__The problem__.
Using the Knowledge Architecture text below, explain in one to three sentences why governance of the Knowledge Architecture is called an architectural necessity.

__Page text__.

Get your daily dose of tech!

We Shape Your Knowledge

The Knowledge Architecture: the infrastructure enabling effective and reliable AI agents

Kirey Advisory

  

    Companies have been generating and accumulating data for decades across systems such as ERP, CRM, Excel spreadsheets, Data Warehouses, application logs, emails, documents, and files in the most diverse formats. It is an enormous, distributed, more or less accessible, and sometimes redundant asset. And yet, if we asked an analyst, a manager, or a new employee what operating margin means for the company and how it is calculated, we would likely receive uncertain or even conflicting answers. Why does this happen, and how can it be solved?

    Key Points

    • Without a shared Knowledge Architecture, AI agents cannot correctly interpret the meaning of enterprise data: an explicit and governed semantic layer is needed to transform fragmented information into reliable knowledge.
    •  Knowledge Architecture is built through an evolutionary journey composed of different progressive layers: starting from the Conceptual Data Model and evolving toward Knowledge Graphs and Semantic Layers. Each phase produces structured information assets that feed the next one.
    • Governance of the Knowledge Architecture is an architectural necessity, because AI agents base decisions and actions on what they understand from the semantic layer: outdated definitions, incorrect relationships, or insufficient controls risk propagating errors across workflows and interconnected processes.

__Stored data__.
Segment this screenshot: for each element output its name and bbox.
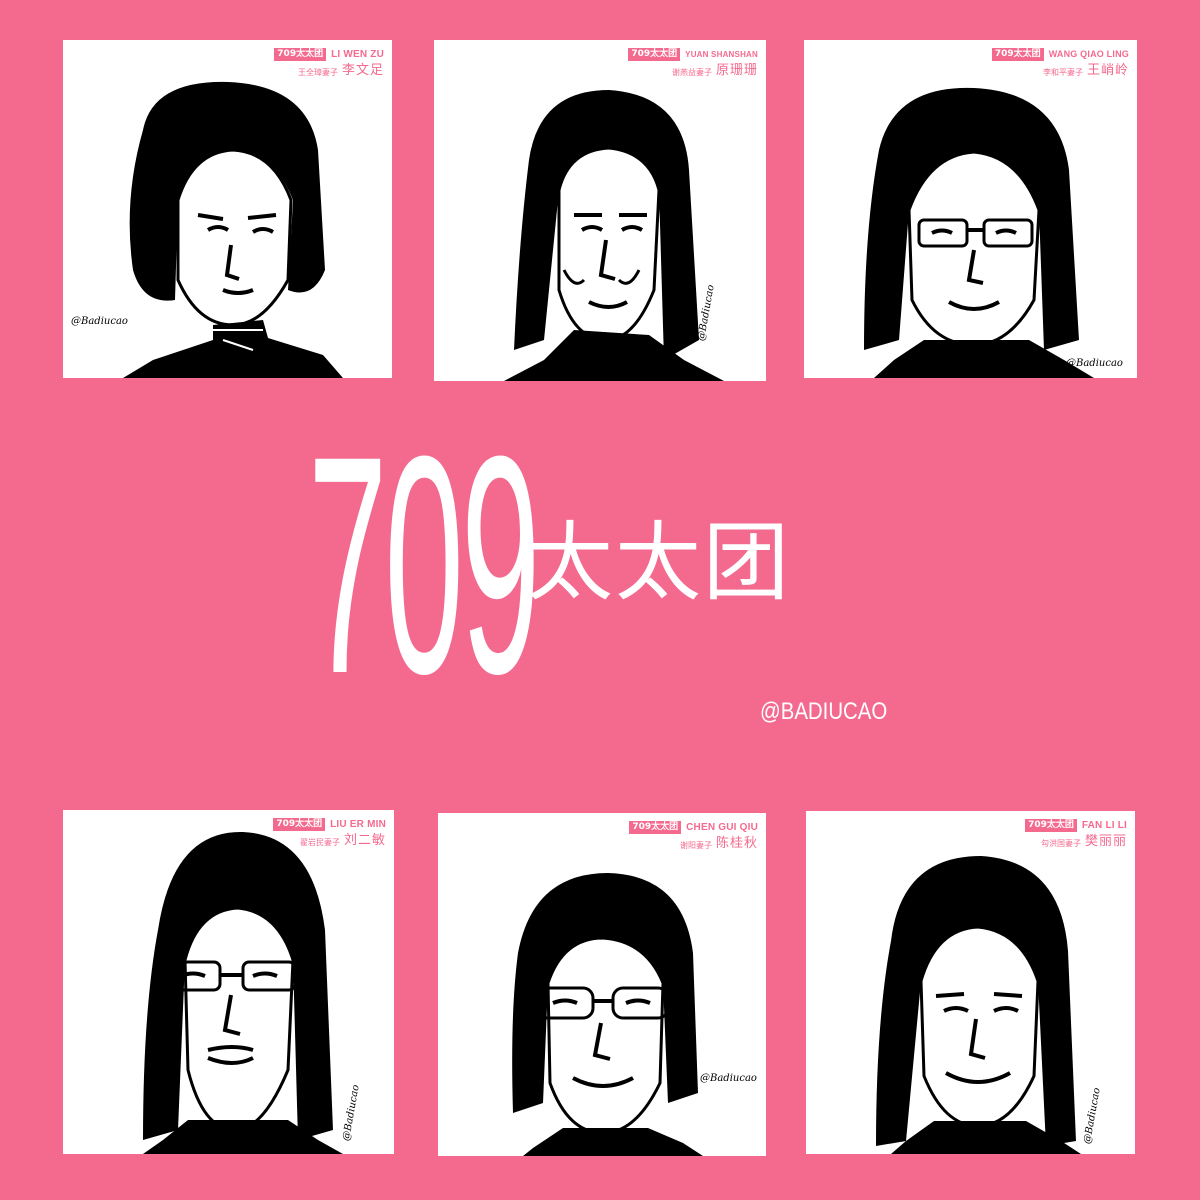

__Task solution__.
AI agents base their decisions and actions on what they understand from the semantic layer. Outdated definitions, incorrect relationships, or insufficient controls would therefore risk spreading errors across workflows and interconnected processes.